» What is expected: All the data must come back unchanged, except that pictures are left out.

» Provided entries:
_ _ _ _ _

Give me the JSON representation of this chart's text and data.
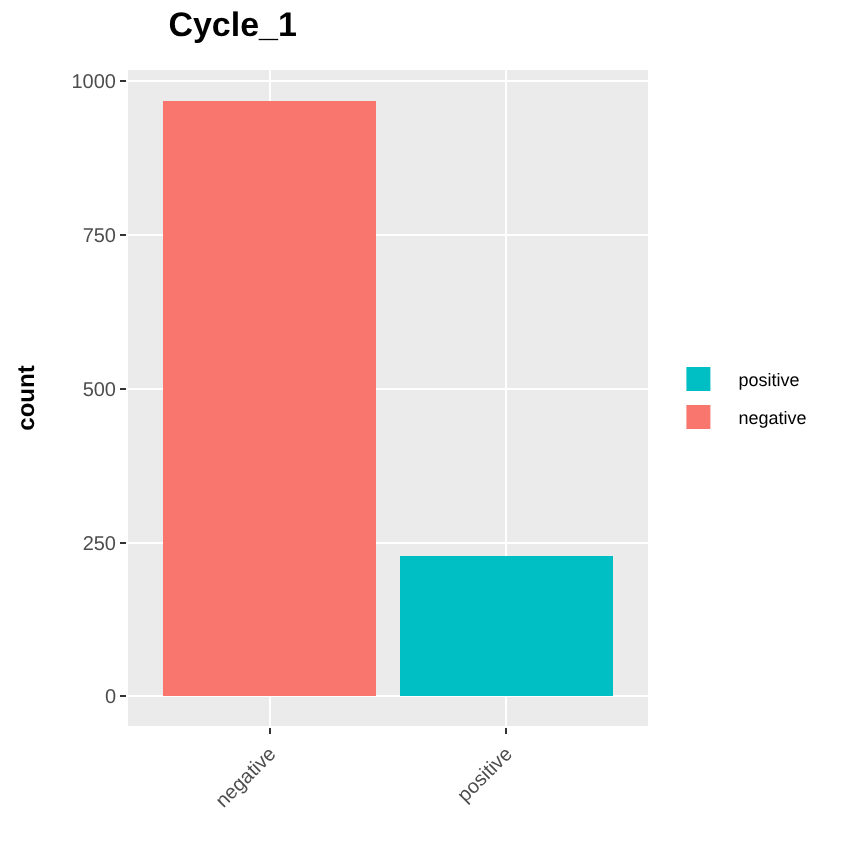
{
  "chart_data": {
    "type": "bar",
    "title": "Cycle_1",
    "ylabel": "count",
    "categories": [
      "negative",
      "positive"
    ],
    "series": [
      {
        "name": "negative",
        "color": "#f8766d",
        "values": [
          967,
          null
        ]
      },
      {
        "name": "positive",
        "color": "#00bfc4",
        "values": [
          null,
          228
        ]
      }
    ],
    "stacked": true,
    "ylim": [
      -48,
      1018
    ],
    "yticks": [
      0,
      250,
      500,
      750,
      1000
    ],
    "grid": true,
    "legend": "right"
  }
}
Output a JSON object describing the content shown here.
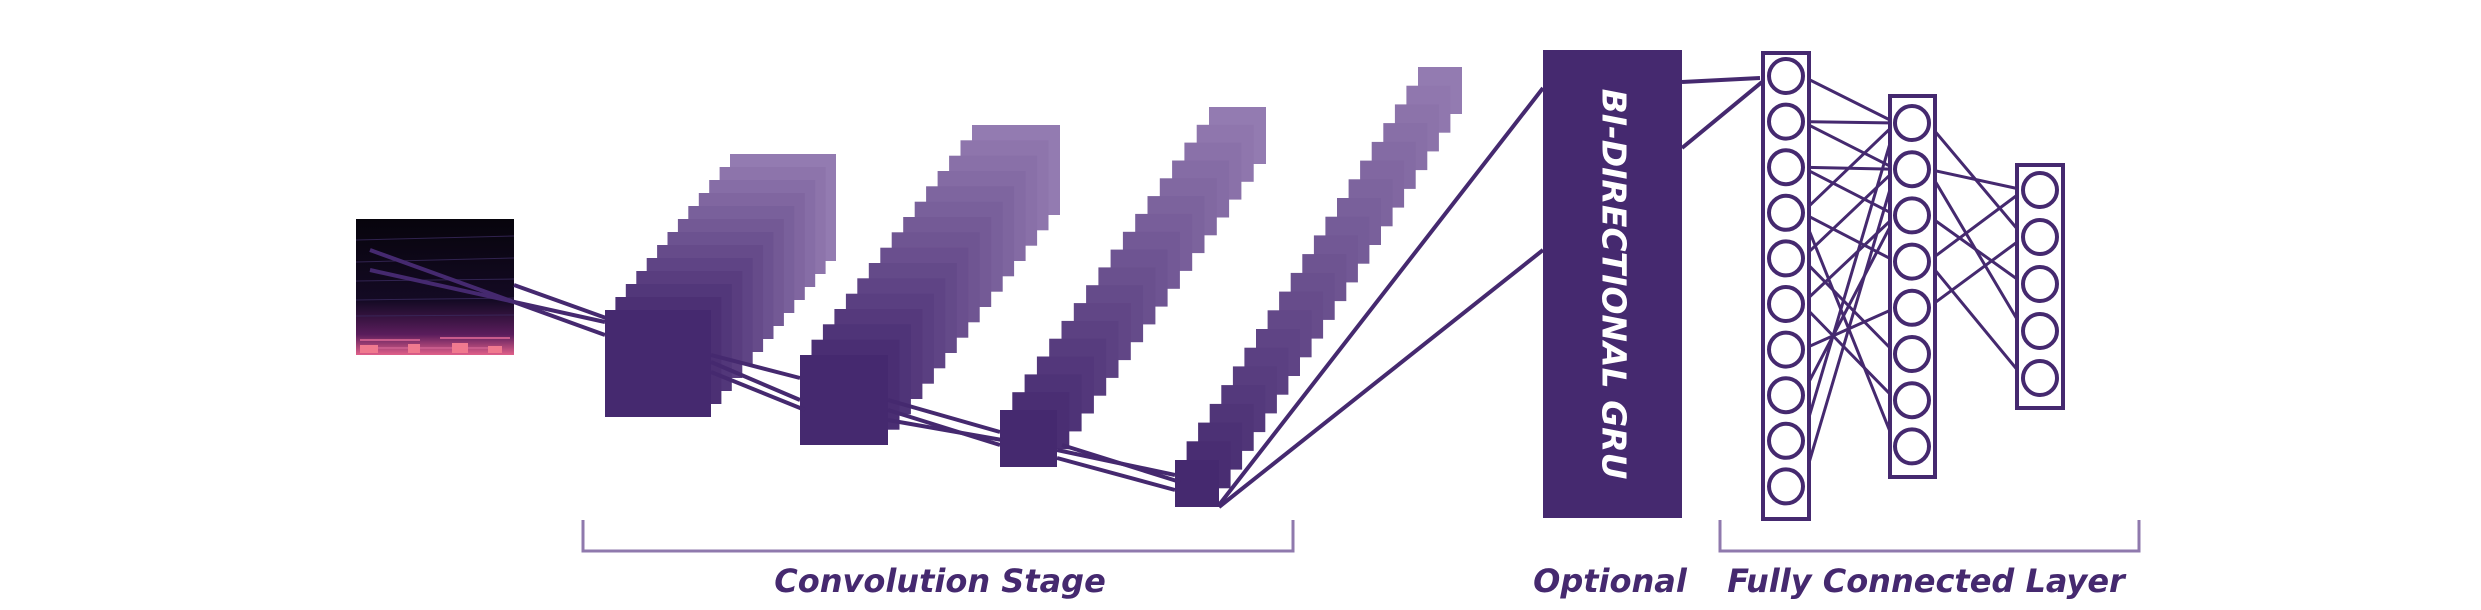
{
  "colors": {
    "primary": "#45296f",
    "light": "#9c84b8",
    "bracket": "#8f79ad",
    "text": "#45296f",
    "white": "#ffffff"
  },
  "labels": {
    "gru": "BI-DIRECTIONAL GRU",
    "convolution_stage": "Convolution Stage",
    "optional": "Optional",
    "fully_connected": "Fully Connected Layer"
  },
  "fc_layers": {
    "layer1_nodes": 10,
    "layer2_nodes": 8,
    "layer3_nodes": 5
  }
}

_ _ _ _ _

» Response:
Give me the JSON representation of this chart's text and data.
{
  "chart_data": {
    "type": "bar",
    "title": "Cycle_1",
    "ylabel": "count",
    "categories": [
      "negative",
      "positive"
    ],
    "series": [
      {
        "name": "negative",
        "color": "#f8766d",
        "values": [
          967,
          null
        ]
      },
      {
        "name": "positive",
        "color": "#00bfc4",
        "values": [
          null,
          228
        ]
      }
    ],
    "stacked": true,
    "ylim": [
      -48,
      1018
    ],
    "yticks": [
      0,
      250,
      500,
      750,
      1000
    ],
    "grid": true,
    "legend": "right"
  }
}
Output a JSON object describing the content shown here.
{
  "colors": {
    "primary": "#45296f",
    "light": "#9c84b8",
    "bracket": "#8f79ad",
    "text": "#45296f",
    "white": "#ffffff"
  },
  "labels": {
    "gru": "BI-DIRECTIONAL GRU",
    "convolution_stage": "Convolution Stage",
    "optional": "Optional",
    "fully_connected": "Fully Connected Layer"
  },
  "fc_layers": {
    "layer1_nodes": 10,
    "layer2_nodes": 8,
    "layer3_nodes": 5
  }
}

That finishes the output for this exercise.